● **Direction**: Report back each line of the records that contains the string "deciles".

● **Input for this task**:
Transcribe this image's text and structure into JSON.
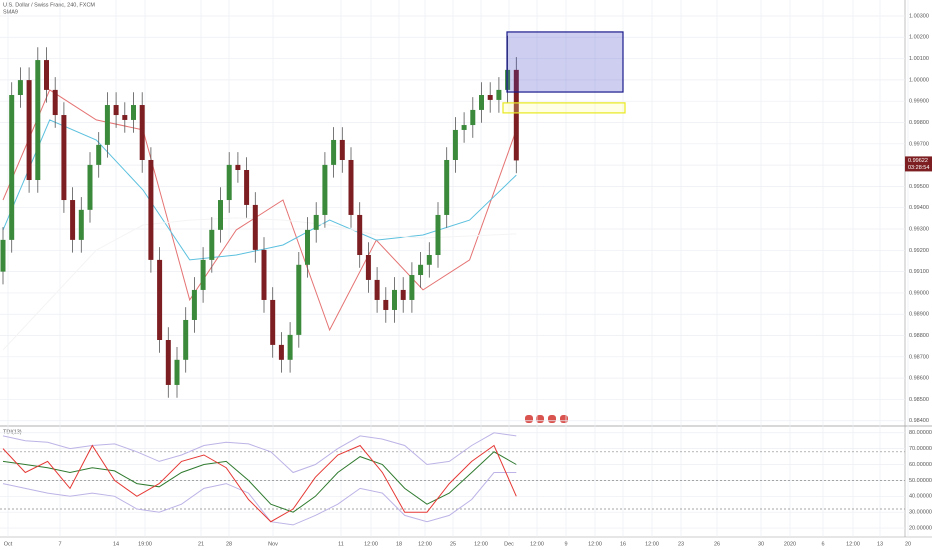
{
  "chart_data": [
    {
      "type": "candlestick",
      "title": "U.S. Dollar / Swiss Franc, 240, FXCM",
      "subtitle": "SMA9",
      "up_color": "#3b8a3b",
      "down_color": "#7d1f22",
      "candles": {
        "open": [
          0.991,
          0.99249,
          0.99929,
          0.99999,
          0.9953,
          1.00093,
          0.99953,
          0.99835,
          0.99436,
          0.99249,
          0.9939,
          0.99601,
          0.99695,
          0.99882,
          0.99835,
          0.99812,
          0.99882,
          0.99624,
          0.99155,
          0.98779,
          0.98568,
          0.98686,
          0.98873,
          0.99014,
          0.99155,
          0.99296,
          0.99436,
          0.99601,
          0.99577,
          0.99413,
          0.99202,
          0.98967,
          0.98756,
          0.98686,
          0.98803,
          0.99132,
          0.99296,
          0.99366,
          0.99601,
          0.99718,
          0.99624,
          0.99366,
          0.99178,
          0.99061,
          0.98967,
          0.9892,
          0.99014,
          0.98967,
          0.99084,
          0.99132,
          0.99178,
          0.99366,
          0.99624,
          0.99765,
          0.99788,
          0.99859,
          0.99929,
          0.99906,
          0.99953,
          1.00047
        ],
        "high": [
          0.99309,
          0.99989,
          1.00059,
          1.00059,
          1.00153,
          1.00153,
          1.00013,
          0.99895,
          0.99496,
          0.9945,
          0.99661,
          0.99755,
          0.99942,
          0.99942,
          0.99895,
          0.99942,
          0.99942,
          0.99684,
          0.99215,
          0.98839,
          0.98746,
          0.98933,
          0.99074,
          0.99215,
          0.99356,
          0.99496,
          0.99661,
          0.99661,
          0.99637,
          0.99473,
          0.99262,
          0.99027,
          0.98816,
          0.98863,
          0.99192,
          0.99356,
          0.99426,
          0.99661,
          0.99778,
          0.99778,
          0.99684,
          0.99426,
          0.99238,
          0.99121,
          0.99027,
          0.99074,
          0.99074,
          0.99144,
          0.99192,
          0.99238,
          0.99426,
          0.99684,
          0.99825,
          0.99848,
          0.99919,
          0.99989,
          0.99989,
          1.00013,
          1.00207,
          1.00107
        ],
        "low": [
          0.9904,
          0.99189,
          0.99869,
          0.9947,
          0.9947,
          0.99893,
          0.99775,
          0.99376,
          0.99189,
          0.99189,
          0.9933,
          0.99541,
          0.99635,
          0.99775,
          0.99752,
          0.99752,
          0.99564,
          0.99095,
          0.98719,
          0.98508,
          0.98508,
          0.98626,
          0.98813,
          0.98954,
          0.99095,
          0.99236,
          0.99376,
          0.99517,
          0.99353,
          0.99142,
          0.98907,
          0.98696,
          0.98626,
          0.98626,
          0.98743,
          0.99072,
          0.99236,
          0.99306,
          0.99541,
          0.99564,
          0.99306,
          0.99118,
          0.99001,
          0.98907,
          0.9886,
          0.9886,
          0.98907,
          0.98907,
          0.99024,
          0.99072,
          0.99118,
          0.99306,
          0.99564,
          0.99705,
          0.99728,
          0.99799,
          0.99846,
          0.99846,
          0.99893,
          0.99562
        ],
        "close": [
          0.99249,
          0.99929,
          0.99999,
          0.9953,
          1.00093,
          0.99953,
          0.99835,
          0.99436,
          0.99249,
          0.9939,
          0.99601,
          0.99695,
          0.99882,
          0.99835,
          0.99812,
          0.99882,
          0.99624,
          0.99155,
          0.98779,
          0.98568,
          0.98686,
          0.98873,
          0.99014,
          0.99155,
          0.99296,
          0.99436,
          0.99601,
          0.99577,
          0.99413,
          0.99202,
          0.98967,
          0.98756,
          0.98686,
          0.98803,
          0.99132,
          0.99296,
          0.99366,
          0.99601,
          0.99718,
          0.99624,
          0.99366,
          0.99178,
          0.99061,
          0.98967,
          0.9892,
          0.99014,
          0.98967,
          0.99084,
          0.99132,
          0.99178,
          0.99366,
          0.99624,
          0.99765,
          0.99788,
          0.99859,
          0.99929,
          0.99906,
          0.99953,
          1.00047,
          0.99622
        ]
      },
      "series": [
        {
          "color": "#e57373",
          "values": [
            0.99436,
            0.99953,
            0.99812,
            0.99765,
            0.98967,
            0.99296,
            0.99436,
            0.98826,
            0.99248,
            0.99014,
            0.99155,
            0.99765
          ]
        },
        {
          "color": "#5bc0de",
          "values": [
            0.99295,
            0.99812,
            0.99718,
            0.99483,
            0.99155,
            0.99178,
            0.99225,
            0.99342,
            0.99248,
            0.99272,
            0.99342,
            0.99553
          ]
        },
        {
          "color": "#f4f4f4",
          "values": [
            0.98732,
            0.98967,
            0.99201,
            0.99319,
            0.99342,
            0.99352,
            0.99342,
            0.99319,
            0.99272,
            0.99258,
            0.99267,
            0.99277
          ]
        }
      ],
      "zones": [
        {
          "color": "#1a1a8c",
          "fill": "rgba(60,60,200,0.25)",
          "top": 1.00225,
          "bottom": 0.99943
        },
        {
          "color": "#e8e820",
          "fill": "rgba(255,255,150,0.25)",
          "top": 0.99892,
          "bottom": 0.99845
        }
      ],
      "countdown": "03:28:54",
      "ylim": [
        0.9838,
        1.00375
      ],
      "yticks": [
        {
          "value": 1.003,
          "label": "1.00300"
        },
        {
          "value": 1.002,
          "label": "1.00200"
        },
        {
          "value": 1.001,
          "label": "1.00100"
        },
        {
          "value": 1.0,
          "label": "1.00000"
        },
        {
          "value": 0.999,
          "label": "0.99900"
        },
        {
          "value": 0.998,
          "label": "0.99800"
        },
        {
          "value": 0.997,
          "label": "0.99700"
        },
        {
          "value": 0.996,
          "label": "0.99600"
        },
        {
          "value": 0.995,
          "label": "0.99500"
        },
        {
          "value": 0.994,
          "label": "0.99400"
        },
        {
          "value": 0.993,
          "label": "0.99300"
        },
        {
          "value": 0.992,
          "label": "0.99200"
        },
        {
          "value": 0.991,
          "label": "0.99100"
        },
        {
          "value": 0.99,
          "label": "0.99000"
        },
        {
          "value": 0.989,
          "label": "0.98900"
        },
        {
          "value": 0.988,
          "label": "0.98800"
        },
        {
          "value": 0.987,
          "label": "0.98700"
        },
        {
          "value": 0.986,
          "label": "0.98600"
        },
        {
          "value": 0.985,
          "label": "0.98500"
        },
        {
          "value": 0.984,
          "label": "0.98400"
        }
      ],
      "x_labels": [
        "Oct",
        "7",
        "14",
        "19:00",
        "21",
        "28",
        "Nov",
        "11",
        "12:00",
        "18",
        "12:00",
        "25",
        "12:00",
        "Dec",
        "12:00",
        "9",
        "12:00",
        "16",
        "12:00",
        "23",
        "26",
        "30",
        "2020",
        "6",
        "12:00",
        "13",
        "20"
      ],
      "grid": true
    },
    {
      "type": "line",
      "title": "TDI(13)",
      "series": [
        {
          "color": "#bdb3e6",
          "values": [
            78,
            75,
            74,
            70,
            72,
            73,
            68,
            62,
            66,
            72,
            74,
            73,
            68,
            55,
            60,
            70,
            78,
            76,
            72,
            60,
            62,
            72,
            80,
            78
          ]
        },
        {
          "color": "#bdb3e6",
          "values": [
            48,
            45,
            42,
            40,
            42,
            40,
            32,
            30,
            35,
            45,
            48,
            42,
            24,
            22,
            28,
            35,
            45,
            42,
            28,
            24,
            28,
            38,
            55,
            55
          ]
        },
        {
          "color": "#2f7a2f",
          "values": [
            62,
            60,
            58,
            55,
            58,
            56,
            48,
            46,
            55,
            60,
            62,
            50,
            35,
            30,
            40,
            55,
            65,
            60,
            45,
            35,
            42,
            55,
            68,
            60
          ]
        },
        {
          "color": "#e53935",
          "values": [
            70,
            55,
            62,
            45,
            72,
            50,
            40,
            48,
            62,
            66,
            58,
            38,
            24,
            32,
            52,
            66,
            72,
            55,
            30,
            30,
            48,
            62,
            72,
            40
          ]
        }
      ],
      "levels": [
        68,
        50,
        32
      ],
      "ylim": [
        15,
        83
      ],
      "yticks": [
        {
          "value": 80,
          "label": "80.00000"
        },
        {
          "value": 70,
          "label": "70.00000"
        },
        {
          "value": 60,
          "label": "60.00000"
        },
        {
          "value": 50,
          "label": "50.00000"
        },
        {
          "value": 40,
          "label": "40.00000"
        },
        {
          "value": 30,
          "label": "30.00000"
        },
        {
          "value": 20,
          "label": "20.00000"
        }
      ],
      "grid": true
    }
  ]
}
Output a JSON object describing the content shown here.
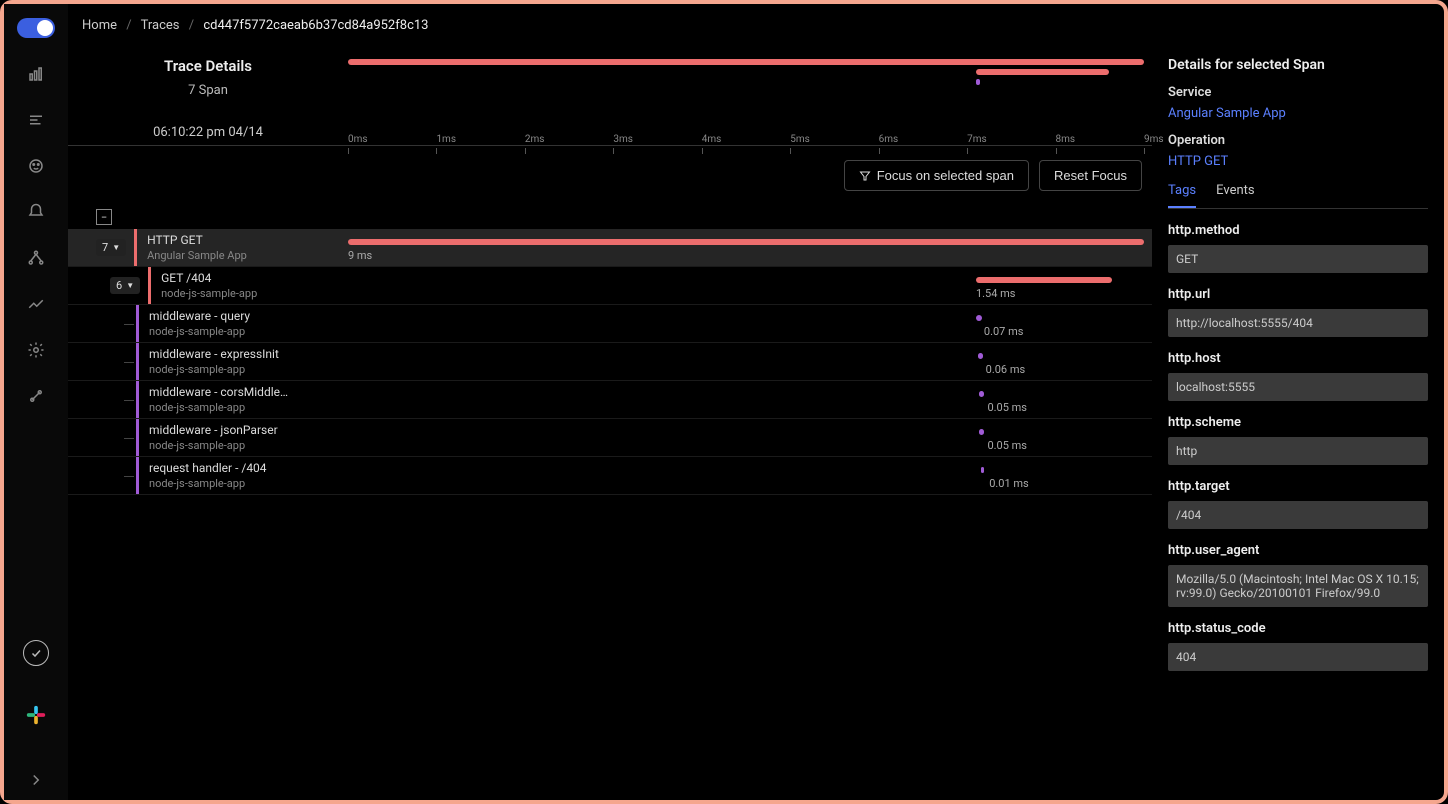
{
  "breadcrumb": {
    "home": "Home",
    "traces": "Traces",
    "id": "cd447f5772caeab6b37cd84a952f8c13"
  },
  "trace": {
    "title": "Trace Details",
    "span_count": "7 Span",
    "timestamp": "06:10:22 pm 04/14"
  },
  "axis": {
    "ticks": [
      "0ms",
      "1ms",
      "2ms",
      "3ms",
      "4ms",
      "5ms",
      "6ms",
      "7ms",
      "8ms",
      "9ms"
    ],
    "max_ms": 9
  },
  "overview_bars": [
    {
      "start_ms": 0.0,
      "end_ms": 9.0,
      "color": "#ec6d6d",
      "y": 0
    },
    {
      "start_ms": 7.1,
      "end_ms": 8.6,
      "color": "#ec6d6d",
      "y": 10
    },
    {
      "start_ms": 7.1,
      "end_ms": 7.15,
      "color": "#a05bd6",
      "y": 20
    }
  ],
  "buttons": {
    "focus": "Focus on selected span",
    "reset": "Reset Focus"
  },
  "spans": [
    {
      "depth": 0,
      "count": "7",
      "name": "HTTP GET",
      "service": "Angular Sample App",
      "accent": "#ec6d6d",
      "bar_color": "#ec6d6d",
      "start_ms": 0.0,
      "end_ms": 9.0,
      "duration": "9 ms",
      "selected": true,
      "expandable": true
    },
    {
      "depth": 1,
      "count": "6",
      "name": "GET /404",
      "service": "node-js-sample-app",
      "accent": "#ec6d6d",
      "bar_color": "#ec6d6d",
      "start_ms": 7.1,
      "end_ms": 8.64,
      "duration": "1.54 ms",
      "expandable": true
    },
    {
      "depth": 2,
      "name": "middleware - query",
      "service": "node-js-sample-app",
      "accent": "#a05bd6",
      "bar_color": "#a05bd6",
      "start_ms": 7.1,
      "end_ms": 7.17,
      "duration": "0.07 ms"
    },
    {
      "depth": 2,
      "name": "middleware - expressInit",
      "service": "node-js-sample-app",
      "accent": "#a05bd6",
      "bar_color": "#a05bd6",
      "start_ms": 7.12,
      "end_ms": 7.18,
      "duration": "0.06 ms"
    },
    {
      "depth": 2,
      "name": "middleware - corsMiddlew…",
      "service": "node-js-sample-app",
      "accent": "#a05bd6",
      "bar_color": "#a05bd6",
      "start_ms": 7.14,
      "end_ms": 7.19,
      "duration": "0.05 ms"
    },
    {
      "depth": 2,
      "name": "middleware - jsonParser",
      "service": "node-js-sample-app",
      "accent": "#a05bd6",
      "bar_color": "#a05bd6",
      "start_ms": 7.14,
      "end_ms": 7.19,
      "duration": "0.05 ms"
    },
    {
      "depth": 2,
      "name": "request handler - /404",
      "service": "node-js-sample-app",
      "accent": "#a05bd6",
      "bar_color": "#a05bd6",
      "start_ms": 7.16,
      "end_ms": 7.17,
      "duration": "0.01 ms"
    }
  ],
  "details": {
    "title": "Details for selected Span",
    "service_label": "Service",
    "service_value": "Angular Sample App",
    "operation_label": "Operation",
    "operation_value": "HTTP GET",
    "tabs": {
      "tags": "Tags",
      "events": "Events"
    },
    "tags": [
      {
        "key": "http.method",
        "value": "GET"
      },
      {
        "key": "http.url",
        "value": "http://localhost:5555/404"
      },
      {
        "key": "http.host",
        "value": "localhost:5555"
      },
      {
        "key": "http.scheme",
        "value": "http"
      },
      {
        "key": "http.target",
        "value": "/404"
      },
      {
        "key": "http.user_agent",
        "value": "Mozilla/5.0 (Macintosh; Intel Mac OS X 10.15; rv:99.0) Gecko/20100101 Firefox/99.0"
      },
      {
        "key": "http.status_code",
        "value": "404"
      }
    ]
  },
  "colors": {
    "red": "#ec6d6d",
    "purple": "#a05bd6",
    "link": "#5b80ff"
  }
}
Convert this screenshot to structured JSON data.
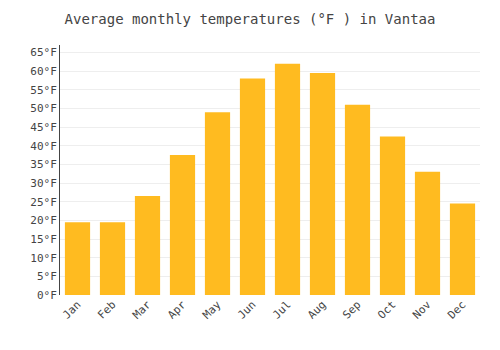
{
  "chart_data": {
    "type": "bar",
    "title": "Average monthly temperatures (°F ) in Vantaa",
    "categories": [
      "Jan",
      "Feb",
      "Mar",
      "Apr",
      "May",
      "Jun",
      "Jul",
      "Aug",
      "Sep",
      "Oct",
      "Nov",
      "Dec"
    ],
    "values": [
      19.5,
      19.5,
      26.5,
      37.5,
      49.0,
      58.0,
      62.0,
      59.5,
      51.0,
      42.5,
      33.0,
      24.5
    ],
    "color": "#FFBB20",
    "ylim": [
      0,
      67
    ],
    "yticks": [
      {
        "value": 0,
        "label": "0°F"
      },
      {
        "value": 5,
        "label": "5°F"
      },
      {
        "value": 10,
        "label": "10°F"
      },
      {
        "value": 15,
        "label": "15°F"
      },
      {
        "value": 20,
        "label": "20°F"
      },
      {
        "value": 25,
        "label": "25°F"
      },
      {
        "value": 30,
        "label": "30°F"
      },
      {
        "value": 35,
        "label": "35°F"
      },
      {
        "value": 40,
        "label": "40°F"
      },
      {
        "value": 45,
        "label": "45°F"
      },
      {
        "value": 50,
        "label": "50°F"
      },
      {
        "value": 55,
        "label": "55°F"
      },
      {
        "value": 60,
        "label": "60°F"
      },
      {
        "value": 65,
        "label": "65°F"
      }
    ],
    "grid": true
  }
}
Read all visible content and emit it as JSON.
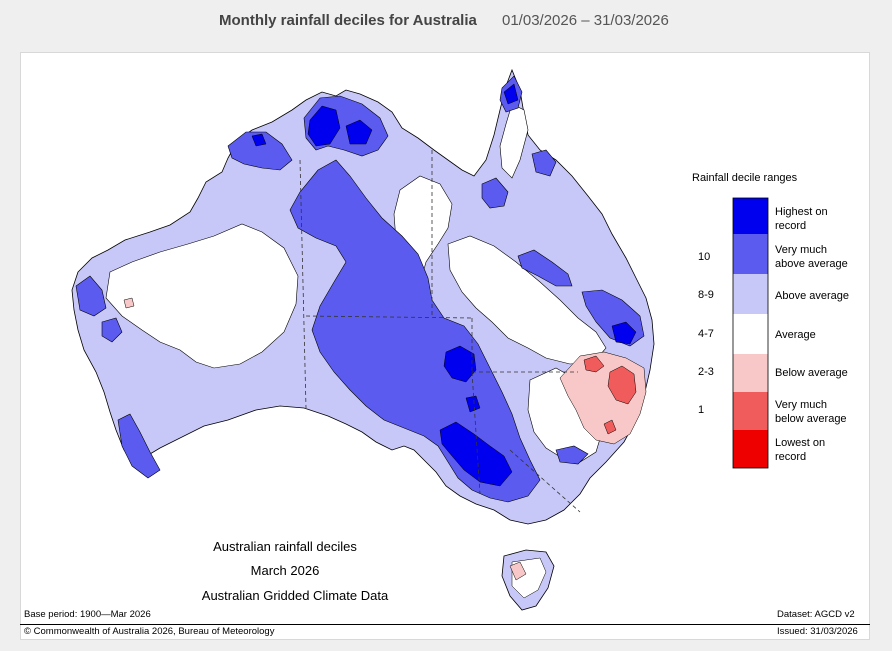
{
  "header": {
    "title": "Monthly rainfall deciles for Australia",
    "date_range": "01/03/2026 – 31/03/2026"
  },
  "map": {
    "caption_line1": "Australian rainfall deciles",
    "caption_line2": "March 2026",
    "caption_line3": "Australian Gridded Climate Data",
    "base_period": "Base period: 1900—Mar 2026",
    "dataset": "Dataset: AGCD v2",
    "copyright": "© Commonwealth of Australia 2026, Bureau of Meteorology",
    "issued": "Issued: 31/03/2026"
  },
  "legend": {
    "title": "Rainfall decile ranges",
    "items": [
      {
        "label_line1": "Highest on",
        "label_line2": "record",
        "range": "",
        "color": "#0000ee"
      },
      {
        "label_line1": "Very much",
        "label_line2": "above average",
        "range": "10",
        "color": "#5b5bf0"
      },
      {
        "label_line1": "Above average",
        "label_line2": "",
        "range": "8-9",
        "color": "#c8c8f8"
      },
      {
        "label_line1": "Average",
        "label_line2": "",
        "range": "4-7",
        "color": "#ffffff"
      },
      {
        "label_line1": "Below average",
        "label_line2": "",
        "range": "2-3",
        "color": "#f8c8c8"
      },
      {
        "label_line1": "Very much",
        "label_line2": "below average",
        "range": "1",
        "color": "#f05b5b"
      },
      {
        "label_line1": "Lowest on",
        "label_line2": "record",
        "range": "",
        "color": "#ee0000"
      }
    ]
  },
  "colors": {
    "highest": "#0000ee",
    "very_much_above": "#5b5bf0",
    "above": "#c8c8f8",
    "average": "#ffffff",
    "below": "#f8c8c8",
    "very_much_below": "#f05b5b",
    "lowest": "#ee0000"
  }
}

● **Written reply**:
    "title": "Monthly rainfall deciles for Australia",
    "caption_line1": "Australian rainfall deciles",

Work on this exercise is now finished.